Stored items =
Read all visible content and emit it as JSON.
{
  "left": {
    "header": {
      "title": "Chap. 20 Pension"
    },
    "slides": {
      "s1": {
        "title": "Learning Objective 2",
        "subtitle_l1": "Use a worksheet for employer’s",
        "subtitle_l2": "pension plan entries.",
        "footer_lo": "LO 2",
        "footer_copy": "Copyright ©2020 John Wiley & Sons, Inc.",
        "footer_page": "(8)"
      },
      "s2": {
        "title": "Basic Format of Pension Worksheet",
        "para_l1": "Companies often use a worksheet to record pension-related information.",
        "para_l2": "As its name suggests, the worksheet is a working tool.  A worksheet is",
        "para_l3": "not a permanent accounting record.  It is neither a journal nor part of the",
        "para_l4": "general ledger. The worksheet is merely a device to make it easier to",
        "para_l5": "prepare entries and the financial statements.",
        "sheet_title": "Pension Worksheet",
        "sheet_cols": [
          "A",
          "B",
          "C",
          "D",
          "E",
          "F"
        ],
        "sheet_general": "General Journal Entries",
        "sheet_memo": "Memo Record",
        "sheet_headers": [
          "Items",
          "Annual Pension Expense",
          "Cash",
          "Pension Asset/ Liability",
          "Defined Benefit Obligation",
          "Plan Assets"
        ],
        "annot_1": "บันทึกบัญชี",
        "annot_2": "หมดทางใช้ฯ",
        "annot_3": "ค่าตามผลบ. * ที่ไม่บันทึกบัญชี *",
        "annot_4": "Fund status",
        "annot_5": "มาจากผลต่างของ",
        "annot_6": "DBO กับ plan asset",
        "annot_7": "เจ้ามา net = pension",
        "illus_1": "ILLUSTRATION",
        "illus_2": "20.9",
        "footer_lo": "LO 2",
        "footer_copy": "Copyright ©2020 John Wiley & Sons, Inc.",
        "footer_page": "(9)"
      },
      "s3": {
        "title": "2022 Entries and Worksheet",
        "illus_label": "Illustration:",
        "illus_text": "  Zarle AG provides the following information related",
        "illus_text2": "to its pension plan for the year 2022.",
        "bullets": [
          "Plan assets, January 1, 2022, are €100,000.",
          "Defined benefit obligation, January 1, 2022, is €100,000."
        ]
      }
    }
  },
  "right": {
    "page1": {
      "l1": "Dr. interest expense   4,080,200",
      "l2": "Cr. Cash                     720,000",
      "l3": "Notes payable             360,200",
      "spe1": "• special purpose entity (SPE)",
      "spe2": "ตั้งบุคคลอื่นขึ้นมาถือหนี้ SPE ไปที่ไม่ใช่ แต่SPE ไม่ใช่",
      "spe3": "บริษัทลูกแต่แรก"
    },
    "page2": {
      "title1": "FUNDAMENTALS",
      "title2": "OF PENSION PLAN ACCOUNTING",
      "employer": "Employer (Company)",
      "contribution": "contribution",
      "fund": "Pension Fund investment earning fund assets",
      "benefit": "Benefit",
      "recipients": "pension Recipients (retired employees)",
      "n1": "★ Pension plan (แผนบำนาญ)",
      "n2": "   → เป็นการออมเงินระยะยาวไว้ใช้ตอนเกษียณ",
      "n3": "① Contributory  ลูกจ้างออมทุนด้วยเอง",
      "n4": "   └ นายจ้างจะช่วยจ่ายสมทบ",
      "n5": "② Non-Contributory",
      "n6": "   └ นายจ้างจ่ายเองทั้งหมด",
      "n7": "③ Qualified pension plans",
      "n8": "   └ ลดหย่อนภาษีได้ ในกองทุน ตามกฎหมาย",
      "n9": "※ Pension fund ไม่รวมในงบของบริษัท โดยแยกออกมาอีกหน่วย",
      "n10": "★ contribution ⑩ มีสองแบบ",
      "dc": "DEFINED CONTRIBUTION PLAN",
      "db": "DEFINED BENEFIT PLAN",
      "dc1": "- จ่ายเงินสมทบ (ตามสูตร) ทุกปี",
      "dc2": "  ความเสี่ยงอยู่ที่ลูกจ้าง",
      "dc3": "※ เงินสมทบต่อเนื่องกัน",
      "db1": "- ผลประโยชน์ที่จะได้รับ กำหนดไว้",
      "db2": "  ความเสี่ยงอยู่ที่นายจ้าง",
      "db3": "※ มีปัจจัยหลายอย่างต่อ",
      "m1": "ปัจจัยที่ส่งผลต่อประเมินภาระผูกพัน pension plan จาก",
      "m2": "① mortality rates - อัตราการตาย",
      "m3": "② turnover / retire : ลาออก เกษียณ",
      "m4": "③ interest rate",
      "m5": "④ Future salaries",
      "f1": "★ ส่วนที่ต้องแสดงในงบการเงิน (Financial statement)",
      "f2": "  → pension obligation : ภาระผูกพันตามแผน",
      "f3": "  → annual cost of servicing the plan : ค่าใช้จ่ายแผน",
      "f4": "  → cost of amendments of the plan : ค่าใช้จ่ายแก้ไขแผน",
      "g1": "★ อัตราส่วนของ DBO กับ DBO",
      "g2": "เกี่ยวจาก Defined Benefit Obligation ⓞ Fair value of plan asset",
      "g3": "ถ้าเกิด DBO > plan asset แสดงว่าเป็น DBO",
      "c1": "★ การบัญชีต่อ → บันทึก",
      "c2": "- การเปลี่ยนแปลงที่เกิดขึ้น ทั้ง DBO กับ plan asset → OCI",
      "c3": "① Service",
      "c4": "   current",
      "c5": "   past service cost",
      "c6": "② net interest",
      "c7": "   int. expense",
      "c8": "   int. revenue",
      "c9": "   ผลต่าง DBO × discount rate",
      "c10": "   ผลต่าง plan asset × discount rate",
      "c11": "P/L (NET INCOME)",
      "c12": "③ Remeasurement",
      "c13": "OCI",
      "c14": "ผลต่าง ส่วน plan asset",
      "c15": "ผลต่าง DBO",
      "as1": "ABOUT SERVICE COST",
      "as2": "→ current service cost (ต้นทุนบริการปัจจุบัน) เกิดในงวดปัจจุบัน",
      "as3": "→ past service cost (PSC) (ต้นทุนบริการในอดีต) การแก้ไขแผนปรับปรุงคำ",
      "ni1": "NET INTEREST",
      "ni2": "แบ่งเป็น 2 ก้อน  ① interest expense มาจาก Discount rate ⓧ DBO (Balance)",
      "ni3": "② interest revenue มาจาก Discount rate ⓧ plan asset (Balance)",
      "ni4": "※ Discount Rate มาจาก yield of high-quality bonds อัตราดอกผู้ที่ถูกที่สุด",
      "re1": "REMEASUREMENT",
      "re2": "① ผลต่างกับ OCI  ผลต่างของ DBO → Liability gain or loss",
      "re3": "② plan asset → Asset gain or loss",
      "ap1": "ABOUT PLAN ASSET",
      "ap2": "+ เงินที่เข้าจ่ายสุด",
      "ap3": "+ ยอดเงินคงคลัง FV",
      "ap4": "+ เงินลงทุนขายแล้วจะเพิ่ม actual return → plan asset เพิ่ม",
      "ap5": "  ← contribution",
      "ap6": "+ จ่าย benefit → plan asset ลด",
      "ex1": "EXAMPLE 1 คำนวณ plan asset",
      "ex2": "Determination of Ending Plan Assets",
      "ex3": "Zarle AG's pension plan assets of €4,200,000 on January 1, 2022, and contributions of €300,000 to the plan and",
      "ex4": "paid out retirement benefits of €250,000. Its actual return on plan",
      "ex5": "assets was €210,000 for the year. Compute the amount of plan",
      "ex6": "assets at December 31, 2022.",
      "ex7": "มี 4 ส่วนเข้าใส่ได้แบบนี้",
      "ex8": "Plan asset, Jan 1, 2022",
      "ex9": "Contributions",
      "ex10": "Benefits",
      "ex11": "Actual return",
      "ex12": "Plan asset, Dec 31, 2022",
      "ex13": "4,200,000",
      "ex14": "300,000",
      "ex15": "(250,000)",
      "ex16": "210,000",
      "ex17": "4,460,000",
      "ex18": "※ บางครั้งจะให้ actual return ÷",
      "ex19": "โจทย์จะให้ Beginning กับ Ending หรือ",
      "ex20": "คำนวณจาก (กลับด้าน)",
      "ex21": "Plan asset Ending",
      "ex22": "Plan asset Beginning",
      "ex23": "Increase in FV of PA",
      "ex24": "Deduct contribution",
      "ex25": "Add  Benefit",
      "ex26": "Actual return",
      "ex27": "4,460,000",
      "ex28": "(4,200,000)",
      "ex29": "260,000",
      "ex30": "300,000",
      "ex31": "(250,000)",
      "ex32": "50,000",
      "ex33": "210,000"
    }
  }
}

EXERCISE OBJECTIVE =
Copy each line of the listing in which the word "Beginning" can be found.

THE REPLY =
      "ex19": "โจทย์จะให้ Beginning กับ Ending หรือ",
      "ex22": "Plan asset Beginning",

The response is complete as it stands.